→ What you have to do:
Write out the records below word for word, please.

(Items from a data source)
---*---

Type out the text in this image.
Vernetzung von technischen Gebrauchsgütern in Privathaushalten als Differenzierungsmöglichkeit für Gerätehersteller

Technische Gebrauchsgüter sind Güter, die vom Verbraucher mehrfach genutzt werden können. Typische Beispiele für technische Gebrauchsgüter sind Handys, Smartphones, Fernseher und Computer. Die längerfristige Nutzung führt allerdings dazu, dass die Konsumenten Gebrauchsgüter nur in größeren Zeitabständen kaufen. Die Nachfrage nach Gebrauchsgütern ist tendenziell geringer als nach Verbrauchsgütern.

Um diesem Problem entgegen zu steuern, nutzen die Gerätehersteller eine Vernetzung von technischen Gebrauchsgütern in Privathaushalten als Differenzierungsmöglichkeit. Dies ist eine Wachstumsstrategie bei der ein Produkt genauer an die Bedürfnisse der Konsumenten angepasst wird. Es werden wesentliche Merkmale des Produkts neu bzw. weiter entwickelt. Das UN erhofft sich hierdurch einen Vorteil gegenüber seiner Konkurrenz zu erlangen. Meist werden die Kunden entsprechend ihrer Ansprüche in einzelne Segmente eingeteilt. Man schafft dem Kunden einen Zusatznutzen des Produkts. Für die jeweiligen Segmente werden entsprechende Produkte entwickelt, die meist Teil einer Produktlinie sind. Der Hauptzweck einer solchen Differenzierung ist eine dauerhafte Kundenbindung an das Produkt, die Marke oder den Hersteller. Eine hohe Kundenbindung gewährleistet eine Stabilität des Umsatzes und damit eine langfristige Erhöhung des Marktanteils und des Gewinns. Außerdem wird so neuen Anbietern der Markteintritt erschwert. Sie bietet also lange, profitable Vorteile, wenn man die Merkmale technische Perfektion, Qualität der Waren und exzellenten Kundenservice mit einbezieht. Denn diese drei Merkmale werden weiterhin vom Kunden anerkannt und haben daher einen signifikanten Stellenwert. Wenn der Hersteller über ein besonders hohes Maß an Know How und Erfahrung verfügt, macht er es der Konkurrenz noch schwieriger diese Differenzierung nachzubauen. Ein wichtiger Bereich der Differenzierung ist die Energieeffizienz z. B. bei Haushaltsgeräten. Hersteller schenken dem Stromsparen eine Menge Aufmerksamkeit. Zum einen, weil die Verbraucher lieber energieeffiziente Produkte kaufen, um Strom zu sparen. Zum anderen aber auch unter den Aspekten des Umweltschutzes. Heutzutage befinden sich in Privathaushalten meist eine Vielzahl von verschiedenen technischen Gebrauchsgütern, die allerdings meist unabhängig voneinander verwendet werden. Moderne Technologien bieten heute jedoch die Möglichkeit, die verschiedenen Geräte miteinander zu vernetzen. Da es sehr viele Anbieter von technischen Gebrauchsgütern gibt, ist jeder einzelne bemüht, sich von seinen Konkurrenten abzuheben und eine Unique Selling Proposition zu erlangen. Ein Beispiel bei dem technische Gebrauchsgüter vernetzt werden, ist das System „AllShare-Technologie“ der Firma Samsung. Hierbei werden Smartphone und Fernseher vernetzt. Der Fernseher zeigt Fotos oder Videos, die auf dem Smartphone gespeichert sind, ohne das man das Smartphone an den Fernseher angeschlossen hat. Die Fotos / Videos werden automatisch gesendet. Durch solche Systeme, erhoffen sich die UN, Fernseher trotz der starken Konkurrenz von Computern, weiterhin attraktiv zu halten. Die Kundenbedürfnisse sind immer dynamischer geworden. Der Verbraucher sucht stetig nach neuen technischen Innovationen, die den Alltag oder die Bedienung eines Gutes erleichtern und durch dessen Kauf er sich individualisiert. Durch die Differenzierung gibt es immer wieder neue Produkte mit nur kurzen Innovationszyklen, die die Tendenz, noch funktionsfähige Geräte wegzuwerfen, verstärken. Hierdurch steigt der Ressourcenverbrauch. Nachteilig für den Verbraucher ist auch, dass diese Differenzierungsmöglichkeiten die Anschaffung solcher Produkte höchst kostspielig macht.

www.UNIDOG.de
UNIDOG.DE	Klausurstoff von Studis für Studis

---*---

→ Expected answer:
Type out the text in this image.
Vernetzung von technischen Gebrauchsgütern in Privathaushalten als Differenzierungsmöglichkeit für Gerätehersteller

Technische Gebrauchsgüter sind Güter, die vom Verbraucher mehrfach genutzt werden können. Typische Beispiele für technische Gebrauchsgüter sind Handys, Smartphones, Fernseher und Computer. Die längerfristige Nutzung führt allerdings dazu, dass die Konsumenten Gebrauchsgüter nur in größeren Zeitabständen kaufen. Die Nachfrage nach Gebrauchsgütern ist tendenziell geringer als nach Verbrauchsgütern.

Um diesem Problem entgegen zu steuern, nutzen die Gerätehersteller eine Vernetzung von technischen Gebrauchsgütern in Privathaushalten als Differenzierungsmöglichkeit. Dies ist eine Wachstumsstrategie bei der ein Produkt genauer an die Bedürfnisse der Konsumenten angepasst wird. Es werden wesentliche Merkmale des Produkts neu bzw. weiter entwickelt. Das UN erhofft sich hierdurch einen Vorteil gegenüber seiner Konkurrenz zu erlangen. Meist werden die Kunden entsprechend ihrer Ansprüche in einzelne Segmente eingeteilt. Man schafft dem Kunden einen Zusatznutzen des Produkts. Für die jeweiligen Segmente werden entsprechende Produkte entwickelt, die meist Teil einer Produktlinie sind. Der Hauptzweck einer solchen Differenzierung ist eine dauerhafte Kundenbindung an das Produkt, die Marke oder den Hersteller. Eine hohe Kundenbindung gewährleistet eine Stabilität des Umsatzes und damit eine langfristige Erhöhung des Marktanteils und des Gewinns. Außerdem wird so neuen Anbietern der Markteintritt erschwert. Sie bietet also lange, profitable Vorteile, wenn man die Merkmale technische Perfektion, Qualität der Waren und exzellenten Kundenservice mit einbezieht. Denn diese drei Merkmale werden weiterhin vom Kunden anerkannt und haben daher einen signifikanten Stellenwert. Wenn der Hersteller über ein besonders hohes Maß an Know How und Erfahrung verfügt, macht er es der Konkurrenz noch schwieriger diese Differenzierung nachzubauen. Ein wichtiger Bereich der Differenzierung ist die Energieeffizienz z. B. bei Haushaltsgeräten. Hersteller schenken dem Stromsparen eine Menge Aufmerksamkeit. Zum einen, weil die Verbraucher lieber energieeffiziente Produkte kaufen, um Strom zu sparen. Zum anderen aber auch unter den Aspekten des Umweltschutzes. Heutzutage befinden sich in Privathaushalten meist eine Vielzahl von verschiedenen technischen Gebrauchsgütern, die allerdings meist unabhängig voneinander verwendet werden. Moderne Technologien bieten heute jedoch die Möglichkeit, die verschiedenen Geräte miteinander zu vernetzen. Da es sehr viele Anbieter von technischen Gebrauchsgütern gibt, ist jeder einzelne bemüht, sich von seinen Konkurrenten abzuheben und eine Unique Selling Proposition zu erlangen. Ein Beispiel bei dem technische Gebrauchsgüter vernetzt werden, ist das System „AllShare-Technologie“ der Firma Samsung. Hierbei werden Smartphone und Fernseher vernetzt. Der Fernseher zeigt Fotos oder Videos, die auf dem Smartphone gespeichert sind, ohne das man das Smartphone an den Fernseher angeschlossen hat. Die Fotos / Videos werden automatisch gesendet. Durch solche Systeme, erhoffen sich die UN, Fernseher trotz der starken Konkurrenz von Computern, weiterhin attraktiv zu halten. Die Kundenbedürfnisse sind immer dynamischer geworden. Der Verbraucher sucht stetig nach neuen technischen Innovationen, die den Alltag oder die Bedienung eines Gutes erleichtern und durch dessen Kauf er sich individualisiert. Durch die Differenzierung gibt es immer wieder neue Produkte mit nur kurzen Innovationszyklen, die die Tendenz, noch funktionsfähige Geräte wegzuwerfen, verstärken. Hierdurch steigt der Ressourcenverbrauch. Nachteilig für den Verbraucher ist auch, dass diese Differenzierungsmöglichkeiten die Anschaffung solcher Produkte höchst kostspielig macht.

www.UNIDOG.de
UNIDOG.DE	Klausurstoff von Studis für Studis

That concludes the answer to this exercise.